• [PROBLEM DETAILS]: Find each line with the string "title" and report it.

Stored entries
* * * * *

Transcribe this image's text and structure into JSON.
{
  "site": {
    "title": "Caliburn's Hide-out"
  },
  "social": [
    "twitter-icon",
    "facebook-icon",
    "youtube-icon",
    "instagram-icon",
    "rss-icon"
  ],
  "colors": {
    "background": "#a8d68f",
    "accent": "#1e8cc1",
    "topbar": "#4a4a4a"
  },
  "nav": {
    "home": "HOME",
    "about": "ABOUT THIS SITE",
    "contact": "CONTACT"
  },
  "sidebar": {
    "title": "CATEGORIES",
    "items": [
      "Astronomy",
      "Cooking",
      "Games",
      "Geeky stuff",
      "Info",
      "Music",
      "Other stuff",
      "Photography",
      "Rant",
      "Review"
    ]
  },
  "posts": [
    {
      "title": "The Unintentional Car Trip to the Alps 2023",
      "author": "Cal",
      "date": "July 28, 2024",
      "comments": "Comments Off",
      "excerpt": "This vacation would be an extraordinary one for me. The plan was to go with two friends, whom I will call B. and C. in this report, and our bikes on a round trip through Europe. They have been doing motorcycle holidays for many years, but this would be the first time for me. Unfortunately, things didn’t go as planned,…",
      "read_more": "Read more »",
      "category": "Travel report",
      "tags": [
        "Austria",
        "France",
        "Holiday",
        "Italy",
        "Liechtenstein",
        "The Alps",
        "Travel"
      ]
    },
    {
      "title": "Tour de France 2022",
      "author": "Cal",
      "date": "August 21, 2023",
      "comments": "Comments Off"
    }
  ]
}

* * * * *

• [RESULT BELOW]:
    "title": "Caliburn's Hide-out"
    "title": "CATEGORIES",
      "title": "The Unintentional Car Trip to the Alps 2023",
      "title": "Tour de France 2022",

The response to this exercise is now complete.